### Exercise task:
For the material that follows, list every line containing the word "Rantatalo".
* Start *
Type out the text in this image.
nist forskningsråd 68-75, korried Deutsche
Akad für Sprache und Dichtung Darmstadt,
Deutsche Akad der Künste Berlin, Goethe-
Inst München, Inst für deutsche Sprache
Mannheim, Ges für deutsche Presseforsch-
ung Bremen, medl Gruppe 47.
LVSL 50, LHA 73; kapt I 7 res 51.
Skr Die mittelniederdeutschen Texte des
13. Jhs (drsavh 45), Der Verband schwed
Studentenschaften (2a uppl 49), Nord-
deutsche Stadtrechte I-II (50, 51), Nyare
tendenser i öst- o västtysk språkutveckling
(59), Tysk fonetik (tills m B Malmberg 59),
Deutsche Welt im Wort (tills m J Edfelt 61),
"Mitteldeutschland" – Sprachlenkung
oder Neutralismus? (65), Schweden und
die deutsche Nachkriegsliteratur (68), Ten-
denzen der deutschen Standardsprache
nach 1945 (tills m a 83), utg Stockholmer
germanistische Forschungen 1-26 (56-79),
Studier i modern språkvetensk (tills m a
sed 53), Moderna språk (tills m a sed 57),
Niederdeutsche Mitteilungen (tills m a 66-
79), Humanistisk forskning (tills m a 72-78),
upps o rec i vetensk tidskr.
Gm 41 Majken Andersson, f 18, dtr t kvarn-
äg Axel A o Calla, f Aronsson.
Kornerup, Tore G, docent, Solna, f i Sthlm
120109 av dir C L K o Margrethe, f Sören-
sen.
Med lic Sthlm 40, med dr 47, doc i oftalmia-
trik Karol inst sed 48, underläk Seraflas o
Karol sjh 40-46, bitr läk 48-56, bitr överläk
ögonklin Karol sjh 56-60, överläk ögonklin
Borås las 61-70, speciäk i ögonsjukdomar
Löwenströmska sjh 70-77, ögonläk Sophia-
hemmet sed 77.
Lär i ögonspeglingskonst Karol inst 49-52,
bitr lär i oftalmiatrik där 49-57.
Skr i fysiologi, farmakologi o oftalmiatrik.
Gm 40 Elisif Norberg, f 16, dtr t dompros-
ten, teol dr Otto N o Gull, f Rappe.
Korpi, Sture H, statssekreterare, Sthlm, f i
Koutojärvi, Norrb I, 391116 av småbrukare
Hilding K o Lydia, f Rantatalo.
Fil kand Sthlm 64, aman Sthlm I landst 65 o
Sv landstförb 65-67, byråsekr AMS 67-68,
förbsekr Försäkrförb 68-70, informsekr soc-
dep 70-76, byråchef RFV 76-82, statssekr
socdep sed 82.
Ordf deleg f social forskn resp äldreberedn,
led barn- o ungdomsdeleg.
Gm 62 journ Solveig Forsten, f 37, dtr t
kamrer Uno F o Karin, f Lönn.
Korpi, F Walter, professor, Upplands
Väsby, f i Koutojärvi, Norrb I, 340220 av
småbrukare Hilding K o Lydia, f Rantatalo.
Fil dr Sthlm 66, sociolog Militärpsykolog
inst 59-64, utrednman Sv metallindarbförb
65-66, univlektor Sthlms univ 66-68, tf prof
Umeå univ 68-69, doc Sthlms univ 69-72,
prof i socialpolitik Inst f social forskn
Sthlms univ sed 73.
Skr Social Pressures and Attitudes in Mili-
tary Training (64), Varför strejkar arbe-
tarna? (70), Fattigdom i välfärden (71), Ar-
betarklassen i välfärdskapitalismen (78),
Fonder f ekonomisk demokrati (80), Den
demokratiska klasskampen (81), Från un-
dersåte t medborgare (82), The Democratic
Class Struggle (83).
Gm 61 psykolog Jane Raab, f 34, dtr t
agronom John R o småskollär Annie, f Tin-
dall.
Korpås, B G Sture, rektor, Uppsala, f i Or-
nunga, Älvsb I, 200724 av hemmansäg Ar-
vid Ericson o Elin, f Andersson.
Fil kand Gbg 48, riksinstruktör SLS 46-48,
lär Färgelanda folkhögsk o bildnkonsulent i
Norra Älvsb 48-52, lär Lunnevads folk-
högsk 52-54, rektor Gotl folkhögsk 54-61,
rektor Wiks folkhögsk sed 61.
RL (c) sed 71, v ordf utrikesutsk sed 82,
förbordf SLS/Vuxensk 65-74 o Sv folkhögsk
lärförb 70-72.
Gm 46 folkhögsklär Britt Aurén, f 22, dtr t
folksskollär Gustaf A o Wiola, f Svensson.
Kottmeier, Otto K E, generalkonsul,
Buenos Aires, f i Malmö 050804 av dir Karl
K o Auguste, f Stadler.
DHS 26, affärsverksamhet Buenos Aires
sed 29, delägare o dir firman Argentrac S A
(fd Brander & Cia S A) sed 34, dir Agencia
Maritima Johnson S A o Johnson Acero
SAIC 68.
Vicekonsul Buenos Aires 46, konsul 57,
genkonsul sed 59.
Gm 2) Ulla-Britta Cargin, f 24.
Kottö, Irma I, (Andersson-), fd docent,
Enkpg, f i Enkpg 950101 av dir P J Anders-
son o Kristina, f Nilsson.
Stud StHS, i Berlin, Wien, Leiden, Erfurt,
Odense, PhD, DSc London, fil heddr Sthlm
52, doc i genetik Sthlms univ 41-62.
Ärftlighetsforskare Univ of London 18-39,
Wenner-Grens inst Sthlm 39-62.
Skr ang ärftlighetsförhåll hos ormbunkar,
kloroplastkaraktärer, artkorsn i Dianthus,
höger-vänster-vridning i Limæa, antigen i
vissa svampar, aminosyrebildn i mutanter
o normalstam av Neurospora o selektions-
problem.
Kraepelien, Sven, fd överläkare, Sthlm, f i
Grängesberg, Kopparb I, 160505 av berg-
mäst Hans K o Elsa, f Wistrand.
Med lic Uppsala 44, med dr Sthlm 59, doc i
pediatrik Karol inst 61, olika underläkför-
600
* End *
### Correct output:
Hilding K o Lydia, f Rantatalo.
småbrukare Hilding K o Lydia, f Rantatalo.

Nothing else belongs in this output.